> The problem
Report all lines from the entries below in which "title" appears.

Items from a figure collection
····················

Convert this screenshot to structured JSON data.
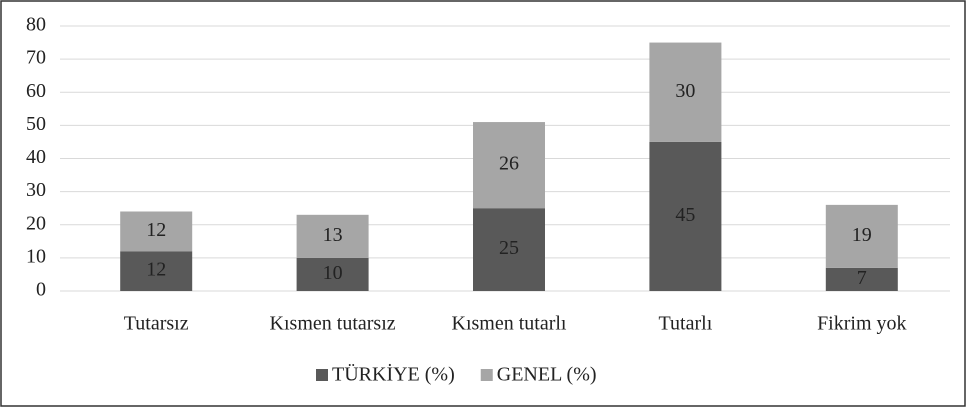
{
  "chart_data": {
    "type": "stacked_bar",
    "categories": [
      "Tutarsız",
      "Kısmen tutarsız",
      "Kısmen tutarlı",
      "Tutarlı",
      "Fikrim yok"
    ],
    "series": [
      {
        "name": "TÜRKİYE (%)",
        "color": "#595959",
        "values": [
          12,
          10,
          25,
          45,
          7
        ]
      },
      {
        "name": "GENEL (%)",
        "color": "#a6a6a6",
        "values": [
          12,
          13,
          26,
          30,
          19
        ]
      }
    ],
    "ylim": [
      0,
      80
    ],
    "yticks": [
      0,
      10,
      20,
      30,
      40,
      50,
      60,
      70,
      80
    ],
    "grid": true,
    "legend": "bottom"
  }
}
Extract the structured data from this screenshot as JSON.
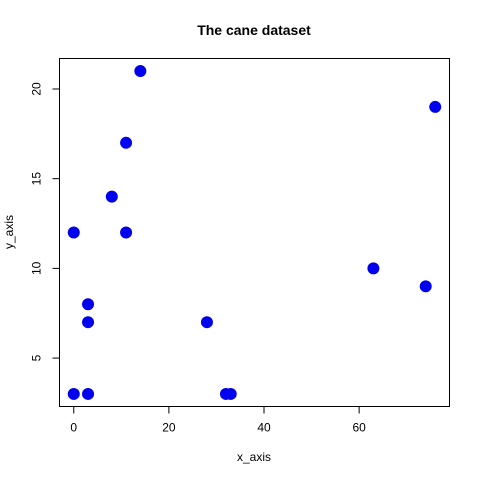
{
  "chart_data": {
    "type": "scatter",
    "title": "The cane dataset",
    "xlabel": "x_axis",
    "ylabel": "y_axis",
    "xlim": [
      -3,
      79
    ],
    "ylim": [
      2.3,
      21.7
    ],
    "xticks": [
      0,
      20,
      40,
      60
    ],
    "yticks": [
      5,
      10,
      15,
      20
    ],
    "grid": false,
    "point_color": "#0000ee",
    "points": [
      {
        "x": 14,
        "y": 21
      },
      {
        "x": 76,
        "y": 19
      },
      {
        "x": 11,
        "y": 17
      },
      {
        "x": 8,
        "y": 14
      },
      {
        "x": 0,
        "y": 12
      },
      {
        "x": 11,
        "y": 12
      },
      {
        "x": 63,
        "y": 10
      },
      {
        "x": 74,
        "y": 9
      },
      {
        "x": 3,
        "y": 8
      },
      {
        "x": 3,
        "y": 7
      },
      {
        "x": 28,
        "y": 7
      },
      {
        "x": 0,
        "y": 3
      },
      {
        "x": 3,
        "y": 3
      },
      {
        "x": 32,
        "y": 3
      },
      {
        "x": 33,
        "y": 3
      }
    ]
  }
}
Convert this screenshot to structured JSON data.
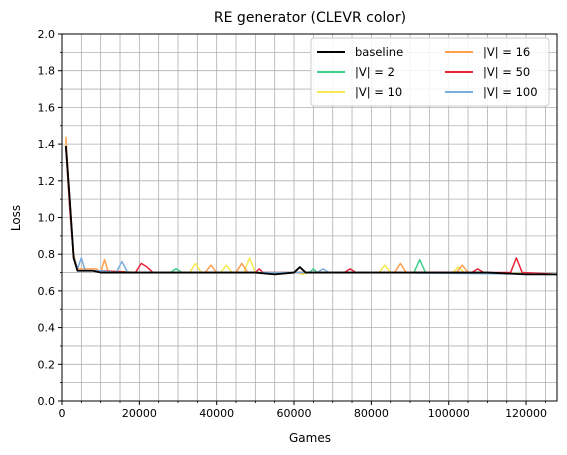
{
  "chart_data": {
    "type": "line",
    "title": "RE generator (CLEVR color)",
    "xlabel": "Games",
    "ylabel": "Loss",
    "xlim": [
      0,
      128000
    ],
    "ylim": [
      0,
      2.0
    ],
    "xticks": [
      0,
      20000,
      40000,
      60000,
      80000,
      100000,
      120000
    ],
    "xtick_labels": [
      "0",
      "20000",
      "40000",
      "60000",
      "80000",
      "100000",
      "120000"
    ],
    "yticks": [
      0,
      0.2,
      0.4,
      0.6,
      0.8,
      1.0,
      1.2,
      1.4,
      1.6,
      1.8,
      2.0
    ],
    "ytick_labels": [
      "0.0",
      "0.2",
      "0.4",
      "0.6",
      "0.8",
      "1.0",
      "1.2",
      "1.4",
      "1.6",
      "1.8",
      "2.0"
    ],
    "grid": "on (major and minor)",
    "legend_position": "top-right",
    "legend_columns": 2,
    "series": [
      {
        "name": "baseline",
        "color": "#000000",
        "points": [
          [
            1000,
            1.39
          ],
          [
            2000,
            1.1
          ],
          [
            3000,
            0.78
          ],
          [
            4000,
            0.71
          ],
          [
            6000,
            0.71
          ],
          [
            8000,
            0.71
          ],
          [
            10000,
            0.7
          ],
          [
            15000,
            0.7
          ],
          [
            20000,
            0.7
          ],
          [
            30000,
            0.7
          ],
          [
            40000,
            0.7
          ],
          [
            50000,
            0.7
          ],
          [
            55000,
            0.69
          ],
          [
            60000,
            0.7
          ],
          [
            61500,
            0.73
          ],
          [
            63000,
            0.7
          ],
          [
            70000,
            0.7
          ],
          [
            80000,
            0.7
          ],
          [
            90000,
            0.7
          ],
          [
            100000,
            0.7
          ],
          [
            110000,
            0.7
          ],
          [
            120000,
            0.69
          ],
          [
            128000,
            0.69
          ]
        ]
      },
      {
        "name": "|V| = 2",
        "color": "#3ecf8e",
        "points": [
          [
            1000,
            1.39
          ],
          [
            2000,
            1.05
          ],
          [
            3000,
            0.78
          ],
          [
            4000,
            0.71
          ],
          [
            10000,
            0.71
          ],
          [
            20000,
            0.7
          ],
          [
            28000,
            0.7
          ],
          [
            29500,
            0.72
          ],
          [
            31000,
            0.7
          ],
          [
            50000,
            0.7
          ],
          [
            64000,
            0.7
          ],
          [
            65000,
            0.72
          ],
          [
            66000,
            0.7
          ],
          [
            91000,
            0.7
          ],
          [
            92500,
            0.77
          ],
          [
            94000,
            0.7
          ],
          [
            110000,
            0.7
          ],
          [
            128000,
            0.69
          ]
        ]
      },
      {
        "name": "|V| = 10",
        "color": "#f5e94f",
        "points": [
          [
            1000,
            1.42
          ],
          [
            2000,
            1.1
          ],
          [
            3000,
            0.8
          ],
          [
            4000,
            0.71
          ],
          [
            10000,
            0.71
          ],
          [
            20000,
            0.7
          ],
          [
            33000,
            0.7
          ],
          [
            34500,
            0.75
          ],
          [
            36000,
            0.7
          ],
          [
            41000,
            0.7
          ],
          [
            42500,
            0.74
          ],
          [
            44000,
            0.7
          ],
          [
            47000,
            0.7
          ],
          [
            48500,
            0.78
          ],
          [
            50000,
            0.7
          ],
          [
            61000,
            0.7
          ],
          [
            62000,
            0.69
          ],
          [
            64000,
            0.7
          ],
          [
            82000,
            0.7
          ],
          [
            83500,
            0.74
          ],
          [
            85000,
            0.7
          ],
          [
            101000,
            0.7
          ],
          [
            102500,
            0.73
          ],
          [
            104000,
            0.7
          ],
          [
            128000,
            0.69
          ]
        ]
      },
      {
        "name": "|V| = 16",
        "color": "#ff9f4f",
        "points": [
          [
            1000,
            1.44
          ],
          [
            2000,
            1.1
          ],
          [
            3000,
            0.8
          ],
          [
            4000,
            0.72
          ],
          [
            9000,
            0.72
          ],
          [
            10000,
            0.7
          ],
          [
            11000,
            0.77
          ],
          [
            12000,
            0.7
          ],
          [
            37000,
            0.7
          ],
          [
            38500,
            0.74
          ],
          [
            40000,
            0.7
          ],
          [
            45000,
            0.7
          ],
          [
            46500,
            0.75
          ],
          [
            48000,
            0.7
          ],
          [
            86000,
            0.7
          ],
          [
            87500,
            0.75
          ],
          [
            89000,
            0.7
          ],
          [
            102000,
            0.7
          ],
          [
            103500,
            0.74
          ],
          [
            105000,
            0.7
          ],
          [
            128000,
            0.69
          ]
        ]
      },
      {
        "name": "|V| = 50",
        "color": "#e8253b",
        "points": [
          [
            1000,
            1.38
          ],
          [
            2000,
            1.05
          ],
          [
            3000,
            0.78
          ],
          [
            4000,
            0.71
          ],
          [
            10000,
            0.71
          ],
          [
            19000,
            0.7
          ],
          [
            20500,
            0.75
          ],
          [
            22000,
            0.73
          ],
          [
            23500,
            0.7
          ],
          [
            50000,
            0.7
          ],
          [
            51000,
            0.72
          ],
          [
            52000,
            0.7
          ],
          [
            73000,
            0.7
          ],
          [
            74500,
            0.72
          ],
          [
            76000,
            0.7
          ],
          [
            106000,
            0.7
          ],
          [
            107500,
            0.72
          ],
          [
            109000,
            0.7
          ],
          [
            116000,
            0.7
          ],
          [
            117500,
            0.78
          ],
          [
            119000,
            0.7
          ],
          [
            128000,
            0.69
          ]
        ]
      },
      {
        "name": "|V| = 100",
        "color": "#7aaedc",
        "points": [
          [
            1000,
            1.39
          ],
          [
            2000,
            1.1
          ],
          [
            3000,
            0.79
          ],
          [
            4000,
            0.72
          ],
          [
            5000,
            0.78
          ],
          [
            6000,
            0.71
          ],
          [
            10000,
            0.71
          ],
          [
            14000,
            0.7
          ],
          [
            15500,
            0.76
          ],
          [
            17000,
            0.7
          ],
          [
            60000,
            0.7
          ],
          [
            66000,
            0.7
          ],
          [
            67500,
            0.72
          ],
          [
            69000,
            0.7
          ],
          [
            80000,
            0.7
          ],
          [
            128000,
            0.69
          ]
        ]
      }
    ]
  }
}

····················

> Solution to this problem
    "title": "The cane dataset",
    "title": "RE generator (CLEVR color)",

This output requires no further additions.